=== Data supplied ===

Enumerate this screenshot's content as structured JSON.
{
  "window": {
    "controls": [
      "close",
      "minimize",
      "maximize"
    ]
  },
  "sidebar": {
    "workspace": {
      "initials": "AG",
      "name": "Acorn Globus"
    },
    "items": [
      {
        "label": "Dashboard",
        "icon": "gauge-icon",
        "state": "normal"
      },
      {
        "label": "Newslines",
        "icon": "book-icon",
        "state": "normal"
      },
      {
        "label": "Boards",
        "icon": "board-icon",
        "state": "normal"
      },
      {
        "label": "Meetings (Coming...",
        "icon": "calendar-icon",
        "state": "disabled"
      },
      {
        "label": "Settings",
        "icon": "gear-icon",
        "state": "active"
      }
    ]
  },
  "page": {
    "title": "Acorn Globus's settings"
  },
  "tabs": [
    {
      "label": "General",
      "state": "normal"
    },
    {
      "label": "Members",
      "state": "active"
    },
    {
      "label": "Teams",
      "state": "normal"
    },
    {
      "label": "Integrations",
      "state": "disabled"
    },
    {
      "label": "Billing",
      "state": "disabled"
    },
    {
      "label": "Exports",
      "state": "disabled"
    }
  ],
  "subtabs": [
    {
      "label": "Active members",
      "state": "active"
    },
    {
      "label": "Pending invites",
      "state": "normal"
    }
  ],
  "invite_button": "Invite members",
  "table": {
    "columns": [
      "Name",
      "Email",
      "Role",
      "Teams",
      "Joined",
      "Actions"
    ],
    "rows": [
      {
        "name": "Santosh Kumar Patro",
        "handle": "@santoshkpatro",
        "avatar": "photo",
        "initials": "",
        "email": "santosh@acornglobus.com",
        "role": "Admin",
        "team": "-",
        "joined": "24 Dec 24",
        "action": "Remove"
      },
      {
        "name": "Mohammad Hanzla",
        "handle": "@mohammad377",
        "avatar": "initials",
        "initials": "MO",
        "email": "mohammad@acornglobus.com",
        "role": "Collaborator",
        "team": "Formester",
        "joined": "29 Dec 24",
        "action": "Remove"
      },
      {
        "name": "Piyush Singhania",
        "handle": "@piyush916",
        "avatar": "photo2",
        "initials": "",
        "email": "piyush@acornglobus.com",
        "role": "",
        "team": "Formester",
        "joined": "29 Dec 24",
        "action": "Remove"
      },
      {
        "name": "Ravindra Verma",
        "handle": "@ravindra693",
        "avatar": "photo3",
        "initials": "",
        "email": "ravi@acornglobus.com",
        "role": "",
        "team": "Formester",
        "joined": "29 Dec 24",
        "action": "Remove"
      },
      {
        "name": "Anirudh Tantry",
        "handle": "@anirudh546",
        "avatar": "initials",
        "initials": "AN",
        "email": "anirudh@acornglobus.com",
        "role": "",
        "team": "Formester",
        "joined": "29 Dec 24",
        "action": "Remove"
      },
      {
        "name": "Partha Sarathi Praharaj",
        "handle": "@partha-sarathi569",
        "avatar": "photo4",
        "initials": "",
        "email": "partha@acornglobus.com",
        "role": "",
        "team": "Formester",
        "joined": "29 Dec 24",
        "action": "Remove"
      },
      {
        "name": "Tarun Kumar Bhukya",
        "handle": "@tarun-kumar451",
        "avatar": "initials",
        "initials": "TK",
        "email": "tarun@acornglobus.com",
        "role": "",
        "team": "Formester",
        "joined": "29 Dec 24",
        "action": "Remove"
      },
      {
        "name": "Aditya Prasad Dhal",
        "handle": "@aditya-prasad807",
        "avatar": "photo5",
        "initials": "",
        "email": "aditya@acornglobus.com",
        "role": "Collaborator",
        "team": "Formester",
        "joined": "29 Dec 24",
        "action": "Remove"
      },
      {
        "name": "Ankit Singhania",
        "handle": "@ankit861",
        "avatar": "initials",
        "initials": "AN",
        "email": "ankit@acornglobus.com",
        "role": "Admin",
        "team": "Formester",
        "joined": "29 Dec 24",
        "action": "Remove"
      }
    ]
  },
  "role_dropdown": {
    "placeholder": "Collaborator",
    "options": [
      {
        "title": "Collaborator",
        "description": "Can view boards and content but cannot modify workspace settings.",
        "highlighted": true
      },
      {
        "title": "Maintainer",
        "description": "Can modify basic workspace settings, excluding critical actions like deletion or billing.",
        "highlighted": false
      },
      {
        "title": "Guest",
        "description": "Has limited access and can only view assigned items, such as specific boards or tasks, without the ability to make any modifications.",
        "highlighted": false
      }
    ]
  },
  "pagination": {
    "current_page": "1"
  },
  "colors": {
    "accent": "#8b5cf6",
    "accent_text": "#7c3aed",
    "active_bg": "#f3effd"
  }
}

===

* Directive: Write out every entry verbatim.

* Finished task:
Enumerate this screenshot's content as structured JSON.
{
  "window": {
    "controls": [
      "close",
      "minimize",
      "maximize"
    ]
  },
  "sidebar": {
    "workspace": {
      "initials": "AG",
      "name": "Acorn Globus"
    },
    "items": [
      {
        "label": "Dashboard",
        "icon": "gauge-icon",
        "state": "normal"
      },
      {
        "label": "Newslines",
        "icon": "book-icon",
        "state": "normal"
      },
      {
        "label": "Boards",
        "icon": "board-icon",
        "state": "normal"
      },
      {
        "label": "Meetings (Coming...",
        "icon": "calendar-icon",
        "state": "disabled"
      },
      {
        "label": "Settings",
        "icon": "gear-icon",
        "state": "active"
      }
    ]
  },
  "page": {
    "title": "Acorn Globus's settings"
  },
  "tabs": [
    {
      "label": "General",
      "state": "normal"
    },
    {
      "label": "Members",
      "state": "active"
    },
    {
      "label": "Teams",
      "state": "normal"
    },
    {
      "label": "Integrations",
      "state": "disabled"
    },
    {
      "label": "Billing",
      "state": "disabled"
    },
    {
      "label": "Exports",
      "state": "disabled"
    }
  ],
  "subtabs": [
    {
      "label": "Active members",
      "state": "active"
    },
    {
      "label": "Pending invites",
      "state": "normal"
    }
  ],
  "invite_button": "Invite members",
  "table": {
    "columns": [
      "Name",
      "Email",
      "Role",
      "Teams",
      "Joined",
      "Actions"
    ],
    "rows": [
      {
        "name": "Santosh Kumar Patro",
        "handle": "@santoshkpatro",
        "avatar": "photo",
        "initials": "",
        "email": "santosh@acornglobus.com",
        "role": "Admin",
        "team": "-",
        "joined": "24 Dec 24",
        "action": "Remove"
      },
      {
        "name": "Mohammad Hanzla",
        "handle": "@mohammad377",
        "avatar": "initials",
        "initials": "MO",
        "email": "mohammad@acornglobus.com",
        "role": "Collaborator",
        "team": "Formester",
        "joined": "29 Dec 24",
        "action": "Remove"
      },
      {
        "name": "Piyush Singhania",
        "handle": "@piyush916",
        "avatar": "photo2",
        "initials": "",
        "email": "piyush@acornglobus.com",
        "role": "",
        "team": "Formester",
        "joined": "29 Dec 24",
        "action": "Remove"
      },
      {
        "name": "Ravindra Verma",
        "handle": "@ravindra693",
        "avatar": "photo3",
        "initials": "",
        "email": "ravi@acornglobus.com",
        "role": "",
        "team": "Formester",
        "joined": "29 Dec 24",
        "action": "Remove"
      },
      {
        "name": "Anirudh Tantry",
        "handle": "@anirudh546",
        "avatar": "initials",
        "initials": "AN",
        "email": "anirudh@acornglobus.com",
        "role": "",
        "team": "Formester",
        "joined": "29 Dec 24",
        "action": "Remove"
      },
      {
        "name": "Partha Sarathi Praharaj",
        "handle": "@partha-sarathi569",
        "avatar": "photo4",
        "initials": "",
        "email": "partha@acornglobus.com",
        "role": "",
        "team": "Formester",
        "joined": "29 Dec 24",
        "action": "Remove"
      },
      {
        "name": "Tarun Kumar Bhukya",
        "handle": "@tarun-kumar451",
        "avatar": "initials",
        "initials": "TK",
        "email": "tarun@acornglobus.com",
        "role": "",
        "team": "Formester",
        "joined": "29 Dec 24",
        "action": "Remove"
      },
      {
        "name": "Aditya Prasad Dhal",
        "handle": "@aditya-prasad807",
        "avatar": "photo5",
        "initials": "",
        "email": "aditya@acornglobus.com",
        "role": "Collaborator",
        "team": "Formester",
        "joined": "29 Dec 24",
        "action": "Remove"
      },
      {
        "name": "Ankit Singhania",
        "handle": "@ankit861",
        "avatar": "initials",
        "initials": "AN",
        "email": "ankit@acornglobus.com",
        "role": "Admin",
        "team": "Formester",
        "joined": "29 Dec 24",
        "action": "Remove"
      }
    ]
  },
  "role_dropdown": {
    "placeholder": "Collaborator",
    "options": [
      {
        "title": "Collaborator",
        "description": "Can view boards and content but cannot modify workspace settings.",
        "highlighted": true
      },
      {
        "title": "Maintainer",
        "description": "Can modify basic workspace settings, excluding critical actions like deletion or billing.",
        "highlighted": false
      },
      {
        "title": "Guest",
        "description": "Has limited access and can only view assigned items, such as specific boards or tasks, without the ability to make any modifications.",
        "highlighted": false
      }
    ]
  },
  "pagination": {
    "current_page": "1"
  },
  "colors": {
    "accent": "#8b5cf6",
    "accent_text": "#7c3aed",
    "active_bg": "#f3effd"
  }
}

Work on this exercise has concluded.